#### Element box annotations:

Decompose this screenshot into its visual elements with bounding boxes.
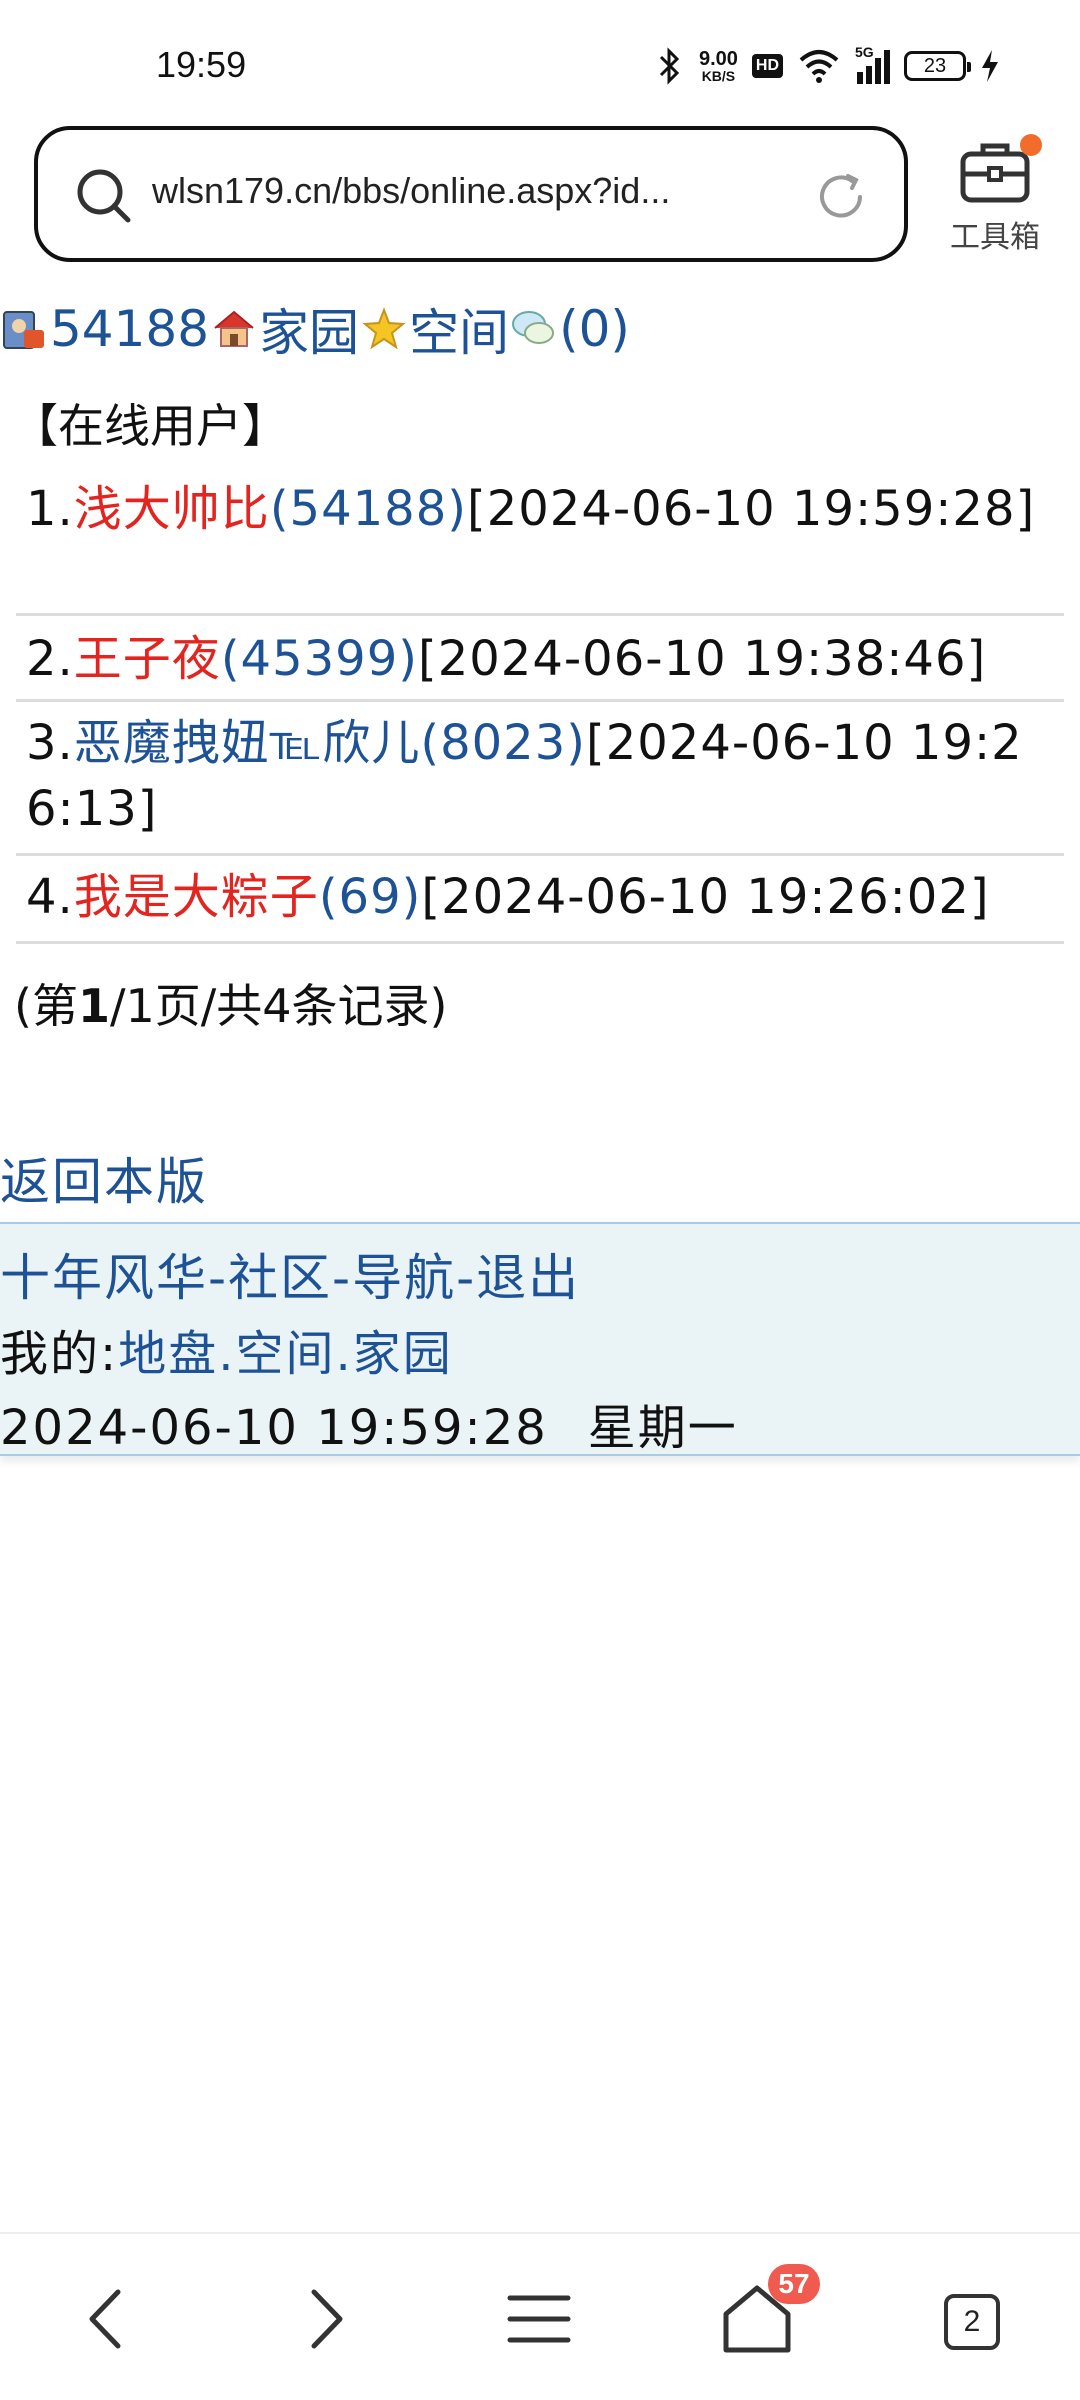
- status-icons: 9.00 KB/S HD 5G 23: [655, 44, 1000, 86]
- net-speed: 9.00 KB/S: [698, 48, 738, 84]
- pagination-info: (第1/1页/共4条记录): [14, 979, 448, 1033]
- search-icon: [77, 169, 131, 223]
- user-id-link[interactable]: 54188: [50, 300, 209, 358]
- refresh-icon[interactable]: [814, 170, 868, 224]
- user-id-link[interactable]: (8023): [420, 715, 586, 771]
- home-button[interactable]: 57: [712, 2264, 820, 2364]
- footer-datetime: 2024-06-10 19:59:28 星期一: [0, 1400, 738, 1456]
- user-id-link[interactable]: (69): [319, 869, 422, 925]
- menu-icon: [507, 2295, 571, 2343]
- home-badge: 57: [768, 2264, 820, 2304]
- my-space-link[interactable]: 空间: [235, 1326, 335, 1382]
- network-label: 5G: [855, 44, 874, 60]
- star-icon: [362, 307, 406, 350]
- online-user-list: 1.浅大帅比(54188)[2024-06-10 19:59:28] 2.王子夜…: [16, 468, 1064, 944]
- my-links: 我的:地盘.空间.家园: [0, 1326, 453, 1382]
- signal-icon: 5G: [855, 44, 890, 84]
- user-bar: 54188 家园 空间 (0): [0, 294, 630, 364]
- toolbox-button[interactable]: 工具箱: [940, 134, 1050, 264]
- my-territory-link[interactable]: 地盘: [118, 1326, 218, 1382]
- browser-bottom-nav: 57 2: [0, 2232, 1080, 2400]
- back-button[interactable]: [62, 2274, 152, 2364]
- home-link[interactable]: 家园: [259, 293, 359, 365]
- current-page: 1: [77, 979, 110, 1033]
- list-item: 2.王子夜(45399)[2024-06-10 19:38:46]: [16, 616, 1064, 702]
- home-icon: [214, 310, 254, 347]
- section-title: 【在线用户】: [12, 399, 288, 453]
- user-card-icon: [3, 311, 44, 349]
- login-time: [2024-06-10 19:38:46]: [417, 631, 987, 687]
- user-id-link[interactable]: (45399): [221, 631, 418, 687]
- chevron-right-icon: [311, 2289, 343, 2349]
- nav-link-decade[interactable]: 十年风华: [0, 1249, 208, 1307]
- list-item: 3.恶魔拽妞℡欣儿(8023)[2024-06-10 19:26:13]: [16, 702, 1064, 856]
- hd-badge: HD: [751, 54, 783, 78]
- user-name-link[interactable]: 恶魔拽妞℡欣儿: [74, 715, 421, 771]
- user-name-link[interactable]: 王子夜: [74, 631, 221, 687]
- list-item: 1.浅大帅比(54188)[2024-06-10 19:59:28]: [16, 468, 1064, 616]
- nav-link-community[interactable]: 社区: [228, 1249, 332, 1307]
- chevron-left-icon: [89, 2289, 121, 2349]
- login-time: [2024-06-10 19:59:28]: [466, 481, 1036, 537]
- messages-link[interactable]: (0): [559, 300, 630, 358]
- chat-bubble-icon: [512, 311, 555, 344]
- weekday: 星期一: [587, 1400, 738, 1456]
- forward-button[interactable]: [280, 2274, 370, 2364]
- footer-nav-box: 十年风华-社区-导航-退出 我的:地盘.空间.家园 2024-06-10 19:…: [0, 1222, 1080, 1456]
- status-time: 19:59: [156, 44, 247, 85]
- nav-link-navigation[interactable]: 导航: [352, 1249, 456, 1307]
- battery-level: 23: [923, 54, 947, 77]
- charging-icon: [982, 50, 998, 82]
- notification-dot: [1020, 134, 1042, 156]
- address-bar[interactable]: wlsn179.cn/bbs/online.aspx?id...: [34, 126, 908, 262]
- bluetooth-icon: [659, 47, 680, 85]
- list-item: 4.我是大粽子(69)[2024-06-10 19:26:02]: [16, 856, 1064, 944]
- login-time: [2024-06-10 19:26:02]: [421, 869, 990, 925]
- status-bar: 19:59 9.00 KB/S HD 5G 23: [0, 0, 1080, 120]
- menu-button[interactable]: [494, 2274, 584, 2364]
- wifi-icon: [799, 50, 839, 83]
- back-to-board-link[interactable]: 返回本版: [0, 1142, 208, 1214]
- user-name-link[interactable]: 浅大帅比: [74, 481, 270, 537]
- space-link[interactable]: 空间: [409, 293, 509, 365]
- user-id-link[interactable]: (54188): [270, 481, 467, 537]
- toolbox-label: 工具箱: [950, 220, 1040, 255]
- battery-icon: 23: [904, 51, 971, 81]
- tabs-button[interactable]: 2: [926, 2274, 1016, 2364]
- footer-nav-links: 十年风华-社区-导航-退出: [0, 1249, 581, 1307]
- my-home-link[interactable]: 家园: [353, 1326, 453, 1382]
- user-name-link[interactable]: 我是大粽子: [74, 869, 319, 925]
- url-text[interactable]: wlsn179.cn/bbs/online.aspx?id...: [152, 170, 812, 212]
- nav-link-logout[interactable]: 退出: [476, 1249, 580, 1307]
- tabs-count: 2: [944, 2294, 1000, 2350]
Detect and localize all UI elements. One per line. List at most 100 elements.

#### Request:
Reproduce every line of the rows above without any change, leaving out the pictures.

#### Expected answer:
Decompose this screenshot into its visual elements with bounding boxes.
- status-icons: 9.00 KB/S HD 5G 23: [655, 44, 1000, 86]
- net-speed: 9.00 KB/S: [698, 48, 738, 84]
- pagination-info: (第1/1页/共4条记录): [14, 979, 448, 1033]
- search-icon: [77, 169, 131, 223]
- user-id-link[interactable]: 54188: [50, 300, 209, 358]
- refresh-icon[interactable]: [814, 170, 868, 224]
- user-id-link[interactable]: (8023): [420, 715, 586, 771]
- home-button[interactable]: 57: [712, 2264, 820, 2364]
- footer-datetime: 2024-06-10 19:59:28 星期一: [0, 1400, 738, 1456]
- user-id-link[interactable]: (69): [319, 869, 422, 925]
- menu-icon: [507, 2295, 571, 2343]
- home-badge: 57: [768, 2264, 820, 2304]
- my-space-link[interactable]: 空间: [235, 1326, 335, 1382]
- network-label: 5G: [855, 44, 874, 60]
- star-icon: [362, 307, 406, 350]
- online-user-list: 1.浅大帅比(54188)[2024-06-10 19:59:28] 2.王子夜…: [16, 468, 1064, 944]
- my-links: 我的:地盘.空间.家园: [0, 1326, 453, 1382]
- signal-icon: 5G: [855, 44, 890, 84]
- user-bar: 54188 家园 空间 (0): [0, 294, 630, 364]
- toolbox-button[interactable]: 工具箱: [940, 134, 1050, 264]
- my-territory-link[interactable]: 地盘: [118, 1326, 218, 1382]
- browser-bottom-nav: 57 2: [0, 2232, 1080, 2400]
- back-button[interactable]: [62, 2274, 152, 2364]
- home-link[interactable]: 家园: [259, 293, 359, 365]
- current-page: 1: [77, 979, 110, 1033]
- list-item: 2.王子夜(45399)[2024-06-10 19:38:46]: [16, 616, 1064, 702]
- home-icon: [214, 310, 254, 347]
- section-title: 【在线用户】: [12, 399, 288, 453]
- user-card-icon: [3, 311, 44, 349]
- login-time: [2024-06-10 19:38:46]: [417, 631, 987, 687]
- user-id-link[interactable]: (45399): [221, 631, 418, 687]
- chevron-right-icon: [311, 2289, 343, 2349]
- nav-link-decade[interactable]: 十年风华: [0, 1249, 208, 1307]
- list-item: 3.恶魔拽妞℡欣儿(8023)[2024-06-10 19:26:13]: [16, 702, 1064, 856]
- hd-badge: HD: [751, 54, 783, 78]
- user-name-link[interactable]: 恶魔拽妞℡欣儿: [74, 715, 421, 771]
- user-name-link[interactable]: 王子夜: [74, 631, 221, 687]
- list-item: 1.浅大帅比(54188)[2024-06-10 19:59:28]: [16, 468, 1064, 616]
- nav-link-community[interactable]: 社区: [228, 1249, 332, 1307]
- chevron-left-icon: [89, 2289, 121, 2349]
- login-time: [2024-06-10 19:59:28]: [466, 481, 1036, 537]
- messages-link[interactable]: (0): [559, 300, 630, 358]
- chat-bubble-icon: [512, 311, 555, 344]
- weekday: 星期一: [587, 1400, 738, 1456]
- forward-button[interactable]: [280, 2274, 370, 2364]
- footer-nav-box: 十年风华-社区-导航-退出 我的:地盘.空间.家园 2024-06-10 19:…: [0, 1222, 1080, 1456]
- status-time: 19:59: [156, 44, 247, 85]
- nav-link-navigation[interactable]: 导航: [352, 1249, 456, 1307]
- battery-level: 23: [923, 54, 947, 77]
- charging-icon: [982, 50, 998, 82]
- notification-dot: [1020, 134, 1042, 156]
- address-bar[interactable]: wlsn179.cn/bbs/online.aspx?id...: [34, 126, 908, 262]
- bluetooth-icon: [659, 47, 680, 85]
- list-item: 4.我是大粽子(69)[2024-06-10 19:26:02]: [16, 856, 1064, 944]
- login-time: [2024-06-10 19:26:02]: [421, 869, 990, 925]
- status-bar: 19:59 9.00 KB/S HD 5G 23: [0, 0, 1080, 120]
- menu-button[interactable]: [494, 2274, 584, 2364]
- wifi-icon: [799, 50, 839, 83]
- back-to-board-link[interactable]: 返回本版: [0, 1142, 208, 1214]
- user-name-link[interactable]: 浅大帅比: [74, 481, 270, 537]
- space-link[interactable]: 空间: [409, 293, 509, 365]
- user-id-link[interactable]: (54188): [270, 481, 467, 537]
- toolbox-label: 工具箱: [950, 220, 1040, 255]
- battery-icon: 23: [904, 51, 971, 81]
- tabs-button[interactable]: 2: [926, 2274, 1016, 2364]
- footer-nav-links: 十年风华-社区-导航-退出: [0, 1249, 581, 1307]
- my-home-link[interactable]: 家园: [353, 1326, 453, 1382]
- user-name-link[interactable]: 我是大粽子: [74, 869, 319, 925]
- url-text[interactable]: wlsn179.cn/bbs/online.aspx?id...: [152, 170, 812, 212]
- nav-link-logout[interactable]: 退出: [476, 1249, 580, 1307]
- tabs-count: 2: [944, 2294, 1000, 2350]
Detect and localize all UI elements. One per line. List at most 100 elements.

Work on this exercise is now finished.